- **Data to process**:
_____

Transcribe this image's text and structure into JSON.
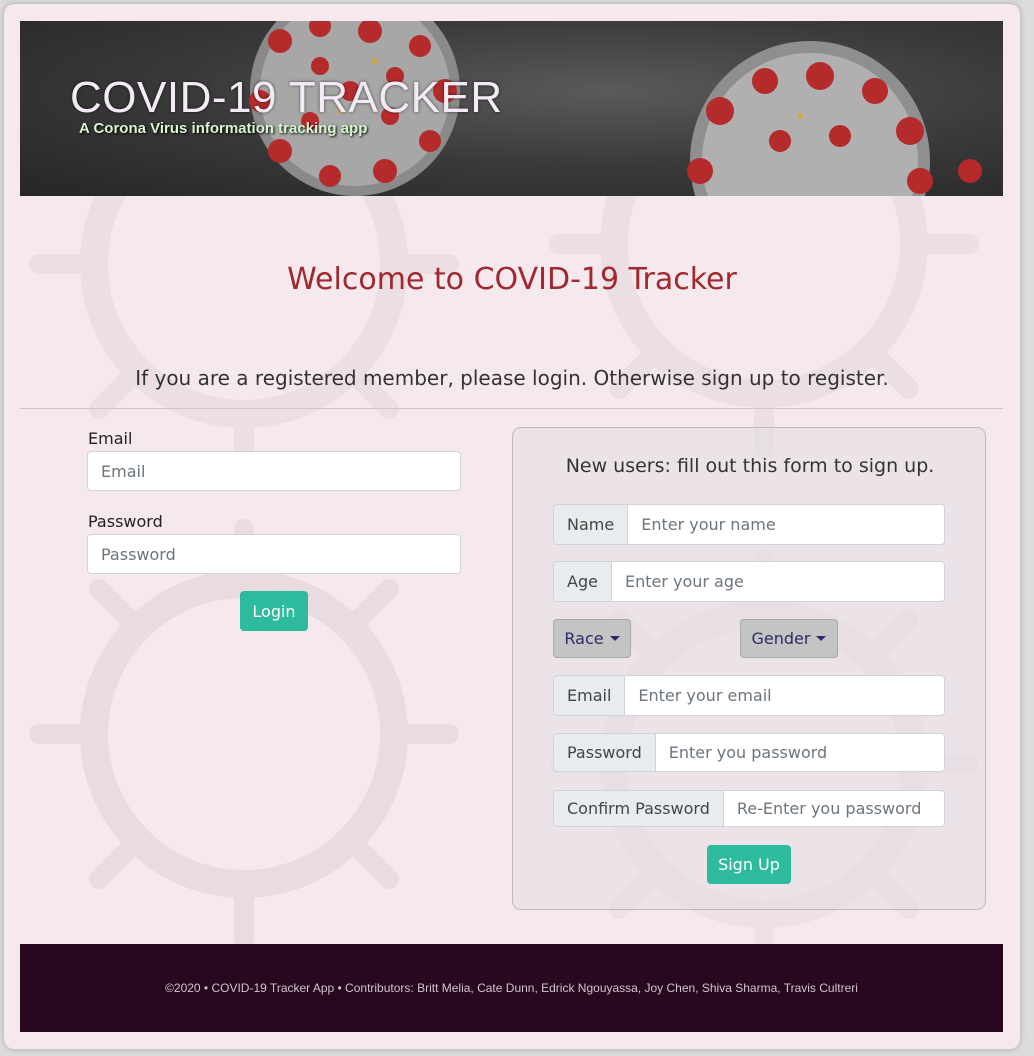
{
  "banner": {
    "title": "COVID-19 TRACKER",
    "subtitle": "A Corona Virus information tracking app"
  },
  "welcome": "Welcome to COVID-19 Tracker",
  "instructions": "If you are a registered member, please login. Otherwise sign up to register.",
  "login": {
    "email_label": "Email",
    "email_placeholder": "Email",
    "password_label": "Password",
    "password_placeholder": "Password",
    "button": "Login"
  },
  "signup": {
    "title": "New users: fill out this form to sign up.",
    "name_label": "Name",
    "name_placeholder": "Enter your name",
    "age_label": "Age",
    "age_placeholder": "Enter your age",
    "race_button": "Race",
    "gender_button": "Gender",
    "email_label": "Email",
    "email_placeholder": "Enter your email",
    "password_label": "Password",
    "password_placeholder": "Enter you password",
    "confirm_label": "Confirm Password",
    "confirm_placeholder": "Re-Enter you password",
    "button": "Sign Up"
  },
  "footer": "©2020 • COVID-19 Tracker App • Contributors: Britt Melia, Cate Dunn, Edrick Ngouyassa, Joy Chen, Shiva Sharma, Travis Cultreri",
  "colors": {
    "accent": "#2dba9d",
    "heading": "#a0282e",
    "background": "#f5e9ee",
    "footer": "#27081e"
  }
}
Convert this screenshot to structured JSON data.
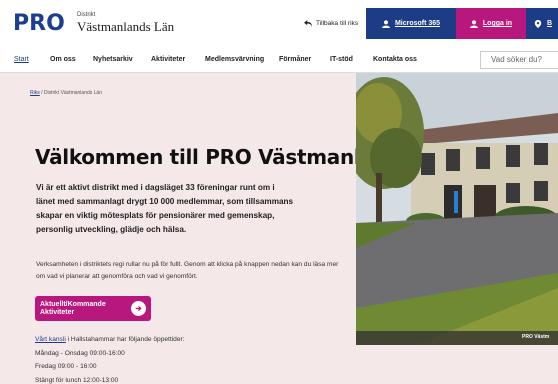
{
  "header": {
    "logo": "PRO",
    "org_label": "Distrikt",
    "org_name": "Västmanlands Län",
    "back_link": "Tillbaka till riks",
    "microsoft_label": "Microsoft 365",
    "login_label": "Logga in",
    "third_label": "B",
    "colors": {
      "brand_blue": "#1c3c86",
      "brand_pink": "#b8177e"
    }
  },
  "nav": {
    "items": [
      {
        "label": "Start",
        "active": true
      },
      {
        "label": "Om oss"
      },
      {
        "label": "Nyhetsarkiv"
      },
      {
        "label": "Aktiviteter"
      },
      {
        "label": "Medlemsvärvning"
      },
      {
        "label": "Förmåner"
      },
      {
        "label": "IT-stöd"
      },
      {
        "label": "Kontakta oss"
      }
    ],
    "search_placeholder": "Vad söker du?"
  },
  "hero": {
    "breadcrumb": {
      "home": "Riks",
      "sep": "/",
      "current": "Distrikt Västmanlands Län"
    },
    "title": "Välkommen till PRO Västmanland",
    "lead": "Vi är ett aktivt distrikt med i dagsläget 33 föreningar runt om i länet med sammanlagt drygt 10 000 medlemmar, som tillsammans skapar en viktig mötesplats för pensionärer med gemenskap, personlig utveckling, glädje och hälsa.",
    "body": "Verksamheten i distriktets regi rullar nu på för fullt. Genom att klicka på knappen nedan kan du läsa mer om vad vi planerar att genomföra och vad vi genomfört.",
    "cta_line1": "Aktuellt/Kommande",
    "cta_line2": "Aktiviteter",
    "office_link": "Vårt kansli",
    "office_text": " i Hallstahammar har följande öppettider:",
    "hours": [
      "Måndag - Onsdag 09:00-16:00",
      "Fredag 09:00 - 16:00",
      "Stängt för lunch 12:00-13:00"
    ],
    "photo_caption": "PRO Västm"
  }
}
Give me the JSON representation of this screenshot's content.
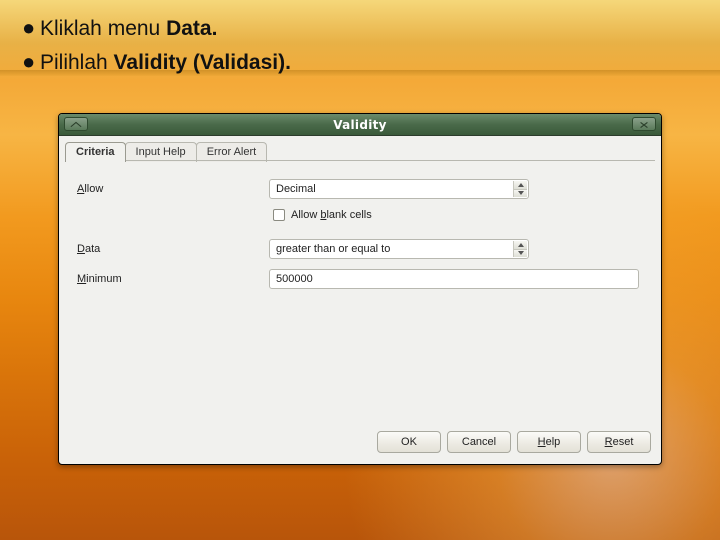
{
  "instructions": {
    "bullet_glyph": "●",
    "line1_pre": "Kliklah menu ",
    "line1_bold": "Data.",
    "line2_pre": "Pilihlah ",
    "line2_bold": "Validity (Validasi)."
  },
  "dialog": {
    "title": "Validity",
    "tabs": {
      "criteria": "Criteria",
      "input_help": "Input Help",
      "error_alert": "Error Alert"
    },
    "form": {
      "allow_label_u": "A",
      "allow_label_rest": "llow",
      "allow_value": "Decimal",
      "blank_cells_pre": "Allow ",
      "blank_cells_u": "b",
      "blank_cells_rest": "lank cells",
      "data_label_u": "D",
      "data_label_rest": "ata",
      "data_value": "greater than or equal to",
      "minimum_label_u": "M",
      "minimum_label_rest": "inimum",
      "minimum_value": "500000"
    },
    "buttons": {
      "ok": "OK",
      "cancel": "Cancel",
      "help_u": "H",
      "help_rest": "elp",
      "reset_u": "R",
      "reset_rest": "eset"
    }
  }
}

_____

- **How to complete this task**: Without including any pictures, output all the entries above exactly.

- **Answer space**:
Transcribe this image's text and structure into JSON.
{
  "banner": {
    "title": "COVID-19 TRACKER",
    "subtitle": "A Corona Virus information tracking app"
  },
  "welcome": "Welcome to COVID-19 Tracker",
  "instructions": "If you are a registered member, please login. Otherwise sign up to register.",
  "login": {
    "email_label": "Email",
    "email_placeholder": "Email",
    "password_label": "Password",
    "password_placeholder": "Password",
    "button": "Login"
  },
  "signup": {
    "title": "New users: fill out this form to sign up.",
    "name_label": "Name",
    "name_placeholder": "Enter your name",
    "age_label": "Age",
    "age_placeholder": "Enter your age",
    "race_button": "Race",
    "gender_button": "Gender",
    "email_label": "Email",
    "email_placeholder": "Enter your email",
    "password_label": "Password",
    "password_placeholder": "Enter you password",
    "confirm_label": "Confirm Password",
    "confirm_placeholder": "Re-Enter you password",
    "button": "Sign Up"
  },
  "footer": "©2020 • COVID-19 Tracker App • Contributors: Britt Melia, Cate Dunn, Edrick Ngouyassa, Joy Chen, Shiva Sharma, Travis Cultreri",
  "colors": {
    "accent": "#2dba9d",
    "heading": "#a0282e",
    "background": "#f5e9ee",
    "footer": "#27081e"
  }
}
Convert this screenshot to structured JSON data.
{
  "header": {
    "logo": "PRO",
    "org_label": "Distrikt",
    "org_name": "Västmanlands Län",
    "back_link": "Tillbaka till riks",
    "microsoft_label": "Microsoft 365",
    "login_label": "Logga in",
    "third_label": "B",
    "colors": {
      "brand_blue": "#1c3c86",
      "brand_pink": "#b8177e"
    }
  },
  "nav": {
    "items": [
      {
        "label": "Start",
        "active": true
      },
      {
        "label": "Om oss"
      },
      {
        "label": "Nyhetsarkiv"
      },
      {
        "label": "Aktiviteter"
      },
      {
        "label": "Medlemsvärvning"
      },
      {
        "label": "Förmåner"
      },
      {
        "label": "IT-stöd"
      },
      {
        "label": "Kontakta oss"
      }
    ],
    "search_placeholder": "Vad söker du?"
  },
  "hero": {
    "breadcrumb": {
      "home": "Riks",
      "sep": "/",
      "current": "Distrikt Västmanlands Län"
    },
    "title": "Välkommen till PRO Västmanland",
    "lead": "Vi är ett aktivt distrikt med i dagsläget 33 föreningar runt om i länet med sammanlagt drygt 10 000 medlemmar, som tillsammans skapar en viktig mötesplats för pensionärer med gemenskap, personlig utveckling, glädje och hälsa.",
    "body": "Verksamheten i distriktets regi rullar nu på för fullt. Genom att klicka på knappen nedan kan du läsa mer om vad vi planerar att genomföra och vad vi genomfört.",
    "cta_line1": "Aktuellt/Kommande",
    "cta_line2": "Aktiviteter",
    "office_link": "Vårt kansli",
    "office_text": " i Hallstahammar har följande öppettider:",
    "hours": [
      "Måndag - Onsdag 09:00-16:00",
      "Fredag 09:00 - 16:00",
      "Stängt för lunch 12:00-13:00"
    ],
    "photo_caption": "PRO Västm"
  }
}
Give me the JSON representation of this screenshot's content.
{
  "instructions": {
    "bullet_glyph": "●",
    "line1_pre": "Kliklah menu ",
    "line1_bold": "Data.",
    "line2_pre": "Pilihlah ",
    "line2_bold": "Validity (Validasi)."
  },
  "dialog": {
    "title": "Validity",
    "tabs": {
      "criteria": "Criteria",
      "input_help": "Input Help",
      "error_alert": "Error Alert"
    },
    "form": {
      "allow_label_u": "A",
      "allow_label_rest": "llow",
      "allow_value": "Decimal",
      "blank_cells_pre": "Allow ",
      "blank_cells_u": "b",
      "blank_cells_rest": "lank cells",
      "data_label_u": "D",
      "data_label_rest": "ata",
      "data_value": "greater than or equal to",
      "minimum_label_u": "M",
      "minimum_label_rest": "inimum",
      "minimum_value": "500000"
    },
    "buttons": {
      "ok": "OK",
      "cancel": "Cancel",
      "help_u": "H",
      "help_rest": "elp",
      "reset_u": "R",
      "reset_rest": "eset"
    }
  }
}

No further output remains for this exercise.